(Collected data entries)
%%
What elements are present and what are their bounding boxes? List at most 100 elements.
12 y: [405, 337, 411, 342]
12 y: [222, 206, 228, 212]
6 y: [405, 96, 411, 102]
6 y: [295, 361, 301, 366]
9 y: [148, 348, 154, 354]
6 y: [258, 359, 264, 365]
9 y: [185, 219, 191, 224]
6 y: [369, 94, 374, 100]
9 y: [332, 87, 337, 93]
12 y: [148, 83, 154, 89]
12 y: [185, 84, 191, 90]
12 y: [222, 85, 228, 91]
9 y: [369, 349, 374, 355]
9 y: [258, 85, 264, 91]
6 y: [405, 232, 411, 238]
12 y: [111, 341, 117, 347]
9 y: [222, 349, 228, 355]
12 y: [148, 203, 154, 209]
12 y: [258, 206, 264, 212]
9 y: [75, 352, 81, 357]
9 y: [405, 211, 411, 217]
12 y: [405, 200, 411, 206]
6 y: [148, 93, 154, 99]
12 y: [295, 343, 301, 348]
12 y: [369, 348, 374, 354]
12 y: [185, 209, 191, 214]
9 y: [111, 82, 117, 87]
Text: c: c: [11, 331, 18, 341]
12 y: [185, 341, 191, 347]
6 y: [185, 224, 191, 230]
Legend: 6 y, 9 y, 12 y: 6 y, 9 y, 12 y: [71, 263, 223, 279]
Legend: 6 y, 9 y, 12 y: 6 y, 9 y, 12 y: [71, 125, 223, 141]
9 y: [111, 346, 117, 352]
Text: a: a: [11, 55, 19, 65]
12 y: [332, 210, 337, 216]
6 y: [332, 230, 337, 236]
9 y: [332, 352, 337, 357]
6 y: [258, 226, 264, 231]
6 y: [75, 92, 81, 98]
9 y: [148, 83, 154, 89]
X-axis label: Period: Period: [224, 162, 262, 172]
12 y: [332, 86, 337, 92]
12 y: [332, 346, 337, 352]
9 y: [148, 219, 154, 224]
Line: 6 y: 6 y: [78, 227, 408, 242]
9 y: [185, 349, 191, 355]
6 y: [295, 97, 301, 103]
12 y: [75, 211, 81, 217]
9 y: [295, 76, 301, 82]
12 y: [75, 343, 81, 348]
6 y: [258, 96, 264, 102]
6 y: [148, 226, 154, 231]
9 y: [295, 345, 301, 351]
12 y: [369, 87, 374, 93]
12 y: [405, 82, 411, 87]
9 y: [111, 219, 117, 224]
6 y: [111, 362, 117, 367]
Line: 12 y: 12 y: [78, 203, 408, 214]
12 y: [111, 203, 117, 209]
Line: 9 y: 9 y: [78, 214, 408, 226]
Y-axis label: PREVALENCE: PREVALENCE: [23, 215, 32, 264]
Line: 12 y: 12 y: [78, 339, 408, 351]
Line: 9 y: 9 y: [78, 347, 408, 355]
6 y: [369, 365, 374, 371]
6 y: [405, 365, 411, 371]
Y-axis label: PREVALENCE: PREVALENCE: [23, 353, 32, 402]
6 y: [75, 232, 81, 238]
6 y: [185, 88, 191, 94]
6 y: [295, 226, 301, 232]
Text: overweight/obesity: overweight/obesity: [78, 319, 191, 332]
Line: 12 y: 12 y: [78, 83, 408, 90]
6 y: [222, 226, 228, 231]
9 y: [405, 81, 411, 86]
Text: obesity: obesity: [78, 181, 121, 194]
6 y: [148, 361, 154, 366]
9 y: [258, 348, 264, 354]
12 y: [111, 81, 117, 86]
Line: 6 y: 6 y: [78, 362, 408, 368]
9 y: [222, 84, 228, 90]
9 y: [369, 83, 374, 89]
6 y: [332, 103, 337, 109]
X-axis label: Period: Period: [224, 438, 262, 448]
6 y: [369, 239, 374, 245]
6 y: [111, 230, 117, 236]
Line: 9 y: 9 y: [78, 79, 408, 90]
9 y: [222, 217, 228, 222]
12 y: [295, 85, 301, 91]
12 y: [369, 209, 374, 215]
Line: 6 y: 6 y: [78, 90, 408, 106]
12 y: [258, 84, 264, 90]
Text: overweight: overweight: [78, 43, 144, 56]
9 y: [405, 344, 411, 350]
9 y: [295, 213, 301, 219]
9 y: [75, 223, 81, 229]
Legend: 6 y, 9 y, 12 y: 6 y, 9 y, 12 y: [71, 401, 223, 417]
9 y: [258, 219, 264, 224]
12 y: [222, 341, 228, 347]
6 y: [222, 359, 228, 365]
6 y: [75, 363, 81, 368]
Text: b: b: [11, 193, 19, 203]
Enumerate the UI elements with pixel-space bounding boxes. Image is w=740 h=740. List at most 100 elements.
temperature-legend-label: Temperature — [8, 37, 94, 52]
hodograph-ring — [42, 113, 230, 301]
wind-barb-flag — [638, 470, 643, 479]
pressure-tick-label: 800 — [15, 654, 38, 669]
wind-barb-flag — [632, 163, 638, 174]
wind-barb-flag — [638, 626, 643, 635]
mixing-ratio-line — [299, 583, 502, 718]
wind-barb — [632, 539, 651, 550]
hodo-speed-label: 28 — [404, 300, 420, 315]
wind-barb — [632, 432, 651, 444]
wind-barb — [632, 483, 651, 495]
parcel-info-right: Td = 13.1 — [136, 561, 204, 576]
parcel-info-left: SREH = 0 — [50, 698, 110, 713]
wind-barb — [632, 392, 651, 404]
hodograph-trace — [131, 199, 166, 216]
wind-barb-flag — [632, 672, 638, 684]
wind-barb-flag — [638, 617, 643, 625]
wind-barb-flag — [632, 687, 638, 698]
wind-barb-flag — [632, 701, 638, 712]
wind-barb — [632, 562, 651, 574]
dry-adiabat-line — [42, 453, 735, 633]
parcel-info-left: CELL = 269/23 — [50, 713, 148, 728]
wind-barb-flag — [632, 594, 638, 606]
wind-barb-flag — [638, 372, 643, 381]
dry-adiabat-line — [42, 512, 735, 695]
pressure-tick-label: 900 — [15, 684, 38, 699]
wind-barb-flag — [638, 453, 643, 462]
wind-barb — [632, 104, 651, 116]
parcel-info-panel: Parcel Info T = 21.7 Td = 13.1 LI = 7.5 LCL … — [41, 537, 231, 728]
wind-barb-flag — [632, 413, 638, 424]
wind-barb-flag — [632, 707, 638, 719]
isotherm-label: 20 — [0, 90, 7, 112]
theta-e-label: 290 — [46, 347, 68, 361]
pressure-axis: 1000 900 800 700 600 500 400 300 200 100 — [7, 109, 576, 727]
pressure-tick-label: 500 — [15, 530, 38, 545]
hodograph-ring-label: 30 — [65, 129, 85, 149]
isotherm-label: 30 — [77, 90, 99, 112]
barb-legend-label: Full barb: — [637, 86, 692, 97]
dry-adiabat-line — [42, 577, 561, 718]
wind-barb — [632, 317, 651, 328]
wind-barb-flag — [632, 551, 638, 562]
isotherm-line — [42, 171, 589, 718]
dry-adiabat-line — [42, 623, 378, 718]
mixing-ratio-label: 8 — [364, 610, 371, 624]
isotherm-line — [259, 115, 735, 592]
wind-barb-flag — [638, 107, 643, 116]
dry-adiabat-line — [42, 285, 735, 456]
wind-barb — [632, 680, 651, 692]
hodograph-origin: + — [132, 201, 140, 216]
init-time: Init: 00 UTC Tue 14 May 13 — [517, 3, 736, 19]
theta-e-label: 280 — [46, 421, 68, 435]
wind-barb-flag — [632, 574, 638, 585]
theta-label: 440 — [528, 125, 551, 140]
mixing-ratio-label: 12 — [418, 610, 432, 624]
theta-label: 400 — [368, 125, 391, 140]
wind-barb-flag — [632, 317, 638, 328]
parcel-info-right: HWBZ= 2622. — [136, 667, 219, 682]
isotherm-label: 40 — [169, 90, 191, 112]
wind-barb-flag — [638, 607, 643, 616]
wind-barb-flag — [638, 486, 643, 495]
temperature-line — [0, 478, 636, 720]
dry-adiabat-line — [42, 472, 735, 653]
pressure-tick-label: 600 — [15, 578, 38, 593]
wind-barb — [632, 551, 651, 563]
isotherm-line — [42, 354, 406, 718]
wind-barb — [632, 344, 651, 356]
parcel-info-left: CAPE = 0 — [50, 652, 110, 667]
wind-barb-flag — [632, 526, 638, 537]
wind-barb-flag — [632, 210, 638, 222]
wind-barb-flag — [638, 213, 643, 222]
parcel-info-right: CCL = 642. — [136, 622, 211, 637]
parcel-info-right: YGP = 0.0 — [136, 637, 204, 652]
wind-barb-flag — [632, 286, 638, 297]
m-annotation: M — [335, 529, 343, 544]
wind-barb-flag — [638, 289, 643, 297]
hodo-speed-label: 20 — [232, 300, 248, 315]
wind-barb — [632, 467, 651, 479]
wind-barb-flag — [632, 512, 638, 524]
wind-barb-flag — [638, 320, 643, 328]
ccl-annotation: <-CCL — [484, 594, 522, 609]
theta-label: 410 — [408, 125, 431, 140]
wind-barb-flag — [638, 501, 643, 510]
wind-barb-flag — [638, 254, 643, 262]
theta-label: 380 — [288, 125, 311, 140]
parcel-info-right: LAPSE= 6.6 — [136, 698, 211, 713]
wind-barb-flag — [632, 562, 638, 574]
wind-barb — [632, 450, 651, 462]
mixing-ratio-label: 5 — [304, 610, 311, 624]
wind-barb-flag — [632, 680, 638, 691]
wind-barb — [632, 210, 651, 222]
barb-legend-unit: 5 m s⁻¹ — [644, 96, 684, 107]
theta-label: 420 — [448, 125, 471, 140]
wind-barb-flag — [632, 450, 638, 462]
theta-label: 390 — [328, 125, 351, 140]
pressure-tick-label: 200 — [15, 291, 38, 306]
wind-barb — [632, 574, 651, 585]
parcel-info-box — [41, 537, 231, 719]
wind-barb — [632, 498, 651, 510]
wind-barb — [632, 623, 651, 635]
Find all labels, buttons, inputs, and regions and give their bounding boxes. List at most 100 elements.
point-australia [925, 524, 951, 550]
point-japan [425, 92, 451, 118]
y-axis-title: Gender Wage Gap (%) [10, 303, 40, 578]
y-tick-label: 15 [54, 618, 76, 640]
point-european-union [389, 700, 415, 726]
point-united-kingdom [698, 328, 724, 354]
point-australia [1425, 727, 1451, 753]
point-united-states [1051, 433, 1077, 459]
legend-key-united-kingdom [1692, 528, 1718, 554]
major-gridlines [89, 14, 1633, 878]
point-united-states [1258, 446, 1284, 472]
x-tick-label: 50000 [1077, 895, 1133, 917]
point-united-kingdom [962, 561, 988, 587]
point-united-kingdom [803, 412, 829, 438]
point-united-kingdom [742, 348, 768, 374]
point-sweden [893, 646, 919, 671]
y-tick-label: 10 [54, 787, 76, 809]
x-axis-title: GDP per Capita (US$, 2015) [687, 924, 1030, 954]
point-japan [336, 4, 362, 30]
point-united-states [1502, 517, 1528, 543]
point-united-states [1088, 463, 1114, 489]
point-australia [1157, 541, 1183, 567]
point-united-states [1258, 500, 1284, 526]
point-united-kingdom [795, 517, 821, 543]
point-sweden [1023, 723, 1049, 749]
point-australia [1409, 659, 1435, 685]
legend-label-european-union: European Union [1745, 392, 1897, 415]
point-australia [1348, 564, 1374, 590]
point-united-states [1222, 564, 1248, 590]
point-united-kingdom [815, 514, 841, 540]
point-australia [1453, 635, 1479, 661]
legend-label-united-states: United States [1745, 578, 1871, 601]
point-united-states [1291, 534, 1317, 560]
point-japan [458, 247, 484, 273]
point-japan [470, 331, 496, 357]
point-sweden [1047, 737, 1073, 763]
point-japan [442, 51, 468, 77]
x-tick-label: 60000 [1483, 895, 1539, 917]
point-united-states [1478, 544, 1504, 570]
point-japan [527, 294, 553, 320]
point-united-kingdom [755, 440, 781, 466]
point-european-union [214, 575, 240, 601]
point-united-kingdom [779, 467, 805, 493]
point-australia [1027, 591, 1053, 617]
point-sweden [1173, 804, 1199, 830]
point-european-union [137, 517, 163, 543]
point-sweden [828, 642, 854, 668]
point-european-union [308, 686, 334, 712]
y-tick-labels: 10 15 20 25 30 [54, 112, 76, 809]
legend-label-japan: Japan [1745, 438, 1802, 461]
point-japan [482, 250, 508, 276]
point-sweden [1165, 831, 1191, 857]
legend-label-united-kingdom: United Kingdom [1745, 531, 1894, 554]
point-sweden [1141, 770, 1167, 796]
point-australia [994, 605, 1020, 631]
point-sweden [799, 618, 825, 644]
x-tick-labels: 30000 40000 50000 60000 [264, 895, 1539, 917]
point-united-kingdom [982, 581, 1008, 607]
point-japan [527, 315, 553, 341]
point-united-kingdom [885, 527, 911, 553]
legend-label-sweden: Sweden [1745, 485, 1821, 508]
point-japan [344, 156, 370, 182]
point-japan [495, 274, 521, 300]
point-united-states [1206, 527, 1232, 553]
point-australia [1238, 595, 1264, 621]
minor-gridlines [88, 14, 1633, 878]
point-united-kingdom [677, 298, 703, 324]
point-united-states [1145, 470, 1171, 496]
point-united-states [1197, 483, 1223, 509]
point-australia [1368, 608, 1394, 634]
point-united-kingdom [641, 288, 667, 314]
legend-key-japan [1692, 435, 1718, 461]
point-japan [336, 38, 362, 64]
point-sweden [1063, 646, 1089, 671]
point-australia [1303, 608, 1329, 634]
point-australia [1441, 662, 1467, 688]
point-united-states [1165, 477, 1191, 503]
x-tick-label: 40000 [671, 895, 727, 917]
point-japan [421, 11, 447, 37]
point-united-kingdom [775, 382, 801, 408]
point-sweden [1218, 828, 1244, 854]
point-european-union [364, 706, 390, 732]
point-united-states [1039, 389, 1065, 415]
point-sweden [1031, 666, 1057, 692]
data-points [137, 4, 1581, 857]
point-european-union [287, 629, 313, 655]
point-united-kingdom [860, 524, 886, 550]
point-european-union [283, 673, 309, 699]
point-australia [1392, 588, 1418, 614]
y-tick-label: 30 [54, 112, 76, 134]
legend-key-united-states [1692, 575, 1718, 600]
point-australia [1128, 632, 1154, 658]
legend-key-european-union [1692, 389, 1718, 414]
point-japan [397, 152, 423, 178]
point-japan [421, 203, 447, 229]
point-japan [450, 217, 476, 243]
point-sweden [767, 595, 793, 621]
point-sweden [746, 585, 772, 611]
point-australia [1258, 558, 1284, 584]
%%
JOB >> Which lines in the entries above contain the string "union"? Return each of them in full.

ANSWER TO THE EXERCISE >>
point-european-union [389, 700, 415, 726]
legend-label-european-union: European Union [1745, 392, 1897, 415]
point-european-union [214, 575, 240, 601]
point-european-union [137, 517, 163, 543]
point-european-union [308, 686, 334, 712]
point-european-union [364, 706, 390, 732]
point-european-union [287, 629, 313, 655]
point-european-union [283, 673, 309, 699]
legend-key-european-union [1692, 389, 1718, 414]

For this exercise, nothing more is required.